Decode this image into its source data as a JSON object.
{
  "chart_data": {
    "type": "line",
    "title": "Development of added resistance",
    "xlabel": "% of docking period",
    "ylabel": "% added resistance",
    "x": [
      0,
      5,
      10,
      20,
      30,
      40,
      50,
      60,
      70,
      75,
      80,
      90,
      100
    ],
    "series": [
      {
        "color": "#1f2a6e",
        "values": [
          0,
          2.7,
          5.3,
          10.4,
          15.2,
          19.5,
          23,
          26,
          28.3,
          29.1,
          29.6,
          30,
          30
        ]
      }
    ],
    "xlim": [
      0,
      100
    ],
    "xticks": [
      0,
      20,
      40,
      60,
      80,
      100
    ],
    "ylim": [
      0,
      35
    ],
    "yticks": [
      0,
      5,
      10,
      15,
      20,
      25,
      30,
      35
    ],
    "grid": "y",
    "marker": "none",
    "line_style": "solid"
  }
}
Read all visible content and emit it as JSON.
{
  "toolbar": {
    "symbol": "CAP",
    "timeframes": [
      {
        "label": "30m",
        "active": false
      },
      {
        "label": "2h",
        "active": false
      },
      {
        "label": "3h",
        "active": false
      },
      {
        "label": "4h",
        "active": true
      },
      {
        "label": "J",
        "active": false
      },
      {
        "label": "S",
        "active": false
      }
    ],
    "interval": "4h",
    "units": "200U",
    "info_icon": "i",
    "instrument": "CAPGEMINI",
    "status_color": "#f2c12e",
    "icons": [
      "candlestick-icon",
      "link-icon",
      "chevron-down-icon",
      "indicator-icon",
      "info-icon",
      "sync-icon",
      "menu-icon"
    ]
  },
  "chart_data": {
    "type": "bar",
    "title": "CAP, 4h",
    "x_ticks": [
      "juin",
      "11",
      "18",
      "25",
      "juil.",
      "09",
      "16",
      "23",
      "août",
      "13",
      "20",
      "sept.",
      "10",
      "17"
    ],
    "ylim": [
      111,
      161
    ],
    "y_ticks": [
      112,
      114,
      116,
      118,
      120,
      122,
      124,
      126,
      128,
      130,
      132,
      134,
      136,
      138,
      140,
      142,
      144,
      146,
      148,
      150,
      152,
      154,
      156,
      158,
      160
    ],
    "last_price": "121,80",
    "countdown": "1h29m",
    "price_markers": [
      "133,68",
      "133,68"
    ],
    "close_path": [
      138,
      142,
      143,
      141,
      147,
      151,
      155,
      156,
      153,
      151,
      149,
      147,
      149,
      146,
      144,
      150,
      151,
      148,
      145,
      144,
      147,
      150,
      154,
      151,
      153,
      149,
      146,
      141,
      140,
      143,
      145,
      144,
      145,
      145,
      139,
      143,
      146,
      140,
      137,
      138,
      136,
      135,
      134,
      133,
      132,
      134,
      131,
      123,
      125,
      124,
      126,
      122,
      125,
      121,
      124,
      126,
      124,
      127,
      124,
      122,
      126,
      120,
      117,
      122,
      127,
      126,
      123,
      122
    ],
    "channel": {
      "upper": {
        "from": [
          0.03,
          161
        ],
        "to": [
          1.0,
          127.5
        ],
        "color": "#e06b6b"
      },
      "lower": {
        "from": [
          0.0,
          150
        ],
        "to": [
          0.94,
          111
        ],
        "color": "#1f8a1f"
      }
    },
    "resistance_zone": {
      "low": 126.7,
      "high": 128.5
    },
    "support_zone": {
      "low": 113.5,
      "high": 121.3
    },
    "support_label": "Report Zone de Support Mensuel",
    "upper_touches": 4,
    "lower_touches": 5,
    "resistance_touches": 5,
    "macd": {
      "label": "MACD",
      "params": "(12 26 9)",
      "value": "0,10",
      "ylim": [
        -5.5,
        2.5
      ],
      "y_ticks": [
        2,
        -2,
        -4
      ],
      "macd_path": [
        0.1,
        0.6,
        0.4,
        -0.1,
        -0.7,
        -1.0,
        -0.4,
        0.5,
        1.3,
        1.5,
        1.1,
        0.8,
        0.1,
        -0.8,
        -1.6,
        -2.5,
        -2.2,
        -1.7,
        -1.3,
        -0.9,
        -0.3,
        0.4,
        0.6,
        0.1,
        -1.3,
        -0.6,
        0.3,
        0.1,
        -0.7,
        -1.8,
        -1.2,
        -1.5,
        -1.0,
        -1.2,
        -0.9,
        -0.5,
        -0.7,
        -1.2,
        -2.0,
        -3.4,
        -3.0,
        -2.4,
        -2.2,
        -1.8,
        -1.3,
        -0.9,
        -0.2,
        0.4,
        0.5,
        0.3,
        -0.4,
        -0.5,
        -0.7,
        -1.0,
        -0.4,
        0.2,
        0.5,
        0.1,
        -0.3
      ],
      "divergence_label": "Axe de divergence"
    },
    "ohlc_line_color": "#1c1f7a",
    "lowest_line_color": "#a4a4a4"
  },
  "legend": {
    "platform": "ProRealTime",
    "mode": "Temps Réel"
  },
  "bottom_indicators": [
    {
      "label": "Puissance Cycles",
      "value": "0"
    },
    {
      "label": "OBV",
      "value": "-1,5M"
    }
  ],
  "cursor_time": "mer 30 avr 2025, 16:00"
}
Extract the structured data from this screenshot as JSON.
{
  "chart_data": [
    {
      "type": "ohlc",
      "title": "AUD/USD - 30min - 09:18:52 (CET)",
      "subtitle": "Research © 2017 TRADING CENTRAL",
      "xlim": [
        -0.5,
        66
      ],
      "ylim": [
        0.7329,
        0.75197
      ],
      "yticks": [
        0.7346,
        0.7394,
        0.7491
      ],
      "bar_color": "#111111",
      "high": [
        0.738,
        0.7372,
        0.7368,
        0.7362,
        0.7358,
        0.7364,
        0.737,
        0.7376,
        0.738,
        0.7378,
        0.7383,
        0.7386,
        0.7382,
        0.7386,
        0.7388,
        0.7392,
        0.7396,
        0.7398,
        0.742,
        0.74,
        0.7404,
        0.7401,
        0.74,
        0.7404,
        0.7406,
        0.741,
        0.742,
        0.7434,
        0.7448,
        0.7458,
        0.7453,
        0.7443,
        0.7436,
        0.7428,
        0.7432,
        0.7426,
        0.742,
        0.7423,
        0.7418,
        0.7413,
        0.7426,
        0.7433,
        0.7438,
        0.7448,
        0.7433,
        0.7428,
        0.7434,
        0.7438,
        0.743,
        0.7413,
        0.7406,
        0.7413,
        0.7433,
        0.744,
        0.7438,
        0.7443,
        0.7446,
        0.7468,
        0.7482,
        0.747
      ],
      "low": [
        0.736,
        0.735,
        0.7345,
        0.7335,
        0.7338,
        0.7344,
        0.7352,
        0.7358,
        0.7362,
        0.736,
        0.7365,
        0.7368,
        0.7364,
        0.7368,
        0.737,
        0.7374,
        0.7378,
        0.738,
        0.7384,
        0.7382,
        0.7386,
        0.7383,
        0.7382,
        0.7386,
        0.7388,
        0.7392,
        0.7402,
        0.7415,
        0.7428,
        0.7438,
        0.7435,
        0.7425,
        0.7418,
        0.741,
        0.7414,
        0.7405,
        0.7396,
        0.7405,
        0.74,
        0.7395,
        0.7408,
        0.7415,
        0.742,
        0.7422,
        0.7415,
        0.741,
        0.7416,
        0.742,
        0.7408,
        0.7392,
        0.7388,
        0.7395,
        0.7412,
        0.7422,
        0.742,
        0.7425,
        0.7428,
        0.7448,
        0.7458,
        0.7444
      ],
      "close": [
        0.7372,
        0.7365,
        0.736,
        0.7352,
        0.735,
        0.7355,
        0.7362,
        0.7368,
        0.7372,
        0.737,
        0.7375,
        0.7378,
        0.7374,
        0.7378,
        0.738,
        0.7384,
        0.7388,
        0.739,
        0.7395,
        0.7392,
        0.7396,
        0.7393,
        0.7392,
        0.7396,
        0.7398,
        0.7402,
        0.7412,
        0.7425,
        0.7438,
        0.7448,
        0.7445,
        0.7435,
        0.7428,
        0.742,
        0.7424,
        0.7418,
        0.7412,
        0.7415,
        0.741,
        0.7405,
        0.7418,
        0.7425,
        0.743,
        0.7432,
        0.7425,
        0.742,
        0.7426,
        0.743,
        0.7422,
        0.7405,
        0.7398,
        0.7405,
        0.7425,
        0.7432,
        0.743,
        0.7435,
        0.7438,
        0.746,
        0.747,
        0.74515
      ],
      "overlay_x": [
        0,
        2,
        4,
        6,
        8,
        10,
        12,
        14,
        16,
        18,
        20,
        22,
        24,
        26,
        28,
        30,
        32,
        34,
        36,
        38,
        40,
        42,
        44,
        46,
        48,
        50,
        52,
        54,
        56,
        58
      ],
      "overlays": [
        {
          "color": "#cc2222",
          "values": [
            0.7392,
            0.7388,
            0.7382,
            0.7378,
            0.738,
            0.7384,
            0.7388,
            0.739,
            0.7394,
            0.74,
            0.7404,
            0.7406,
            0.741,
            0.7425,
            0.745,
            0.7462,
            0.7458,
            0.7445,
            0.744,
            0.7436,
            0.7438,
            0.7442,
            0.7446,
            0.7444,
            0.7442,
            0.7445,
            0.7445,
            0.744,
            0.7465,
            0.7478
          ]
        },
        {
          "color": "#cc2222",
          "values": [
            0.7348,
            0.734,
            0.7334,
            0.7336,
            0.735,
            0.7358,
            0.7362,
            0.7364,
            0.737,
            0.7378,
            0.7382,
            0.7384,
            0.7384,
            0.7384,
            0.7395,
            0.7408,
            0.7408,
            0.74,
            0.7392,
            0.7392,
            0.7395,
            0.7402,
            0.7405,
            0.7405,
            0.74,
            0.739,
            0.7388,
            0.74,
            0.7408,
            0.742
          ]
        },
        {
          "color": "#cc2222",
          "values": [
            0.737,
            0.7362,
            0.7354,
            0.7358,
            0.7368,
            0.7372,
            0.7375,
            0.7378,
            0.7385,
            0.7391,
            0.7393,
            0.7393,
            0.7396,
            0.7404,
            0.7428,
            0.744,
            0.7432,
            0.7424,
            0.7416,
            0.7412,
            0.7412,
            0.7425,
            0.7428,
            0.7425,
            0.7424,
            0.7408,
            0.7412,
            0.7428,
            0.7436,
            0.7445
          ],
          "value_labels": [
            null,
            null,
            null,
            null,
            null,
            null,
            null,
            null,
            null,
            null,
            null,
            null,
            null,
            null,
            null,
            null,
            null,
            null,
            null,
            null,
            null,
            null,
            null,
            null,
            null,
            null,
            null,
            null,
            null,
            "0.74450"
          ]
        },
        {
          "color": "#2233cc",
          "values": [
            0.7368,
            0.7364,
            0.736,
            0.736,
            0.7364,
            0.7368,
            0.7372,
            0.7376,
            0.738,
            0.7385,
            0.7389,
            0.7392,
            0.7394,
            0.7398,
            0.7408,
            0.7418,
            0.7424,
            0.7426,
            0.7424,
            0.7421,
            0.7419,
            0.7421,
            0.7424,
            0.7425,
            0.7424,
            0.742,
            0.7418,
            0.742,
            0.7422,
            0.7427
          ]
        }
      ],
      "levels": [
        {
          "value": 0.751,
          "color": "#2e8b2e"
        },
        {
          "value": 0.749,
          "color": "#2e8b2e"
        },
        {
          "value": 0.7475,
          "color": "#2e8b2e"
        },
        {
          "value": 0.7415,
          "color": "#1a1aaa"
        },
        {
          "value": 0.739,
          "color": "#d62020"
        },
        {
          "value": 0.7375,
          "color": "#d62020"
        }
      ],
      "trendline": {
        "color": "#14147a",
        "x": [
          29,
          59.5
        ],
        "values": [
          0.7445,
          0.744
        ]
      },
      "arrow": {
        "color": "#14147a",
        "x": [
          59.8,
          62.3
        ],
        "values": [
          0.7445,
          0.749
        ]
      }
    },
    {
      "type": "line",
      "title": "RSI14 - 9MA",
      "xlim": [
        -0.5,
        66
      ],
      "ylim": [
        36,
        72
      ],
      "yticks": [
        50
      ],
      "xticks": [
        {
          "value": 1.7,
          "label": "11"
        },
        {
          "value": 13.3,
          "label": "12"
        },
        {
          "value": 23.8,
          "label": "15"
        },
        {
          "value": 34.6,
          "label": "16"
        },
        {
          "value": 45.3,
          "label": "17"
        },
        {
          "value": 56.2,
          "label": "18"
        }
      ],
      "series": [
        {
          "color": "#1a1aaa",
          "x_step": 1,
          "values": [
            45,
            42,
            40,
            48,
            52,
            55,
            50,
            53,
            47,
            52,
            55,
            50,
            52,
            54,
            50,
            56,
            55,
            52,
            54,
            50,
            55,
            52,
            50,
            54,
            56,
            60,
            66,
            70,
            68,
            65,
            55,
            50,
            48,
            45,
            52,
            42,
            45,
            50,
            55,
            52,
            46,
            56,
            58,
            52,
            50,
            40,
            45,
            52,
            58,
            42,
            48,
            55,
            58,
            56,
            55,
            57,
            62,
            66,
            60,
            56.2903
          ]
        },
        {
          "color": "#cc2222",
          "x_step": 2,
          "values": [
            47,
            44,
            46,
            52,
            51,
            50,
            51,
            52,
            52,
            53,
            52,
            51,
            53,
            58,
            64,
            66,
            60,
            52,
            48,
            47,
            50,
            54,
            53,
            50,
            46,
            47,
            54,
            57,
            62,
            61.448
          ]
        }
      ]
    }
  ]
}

::::::::

▸ Given task
Find the lines above that include the string "added" and copy them.

▸ Finished exercise
    "title": "Development of added resistance",
    "ylabel": "% added resistance",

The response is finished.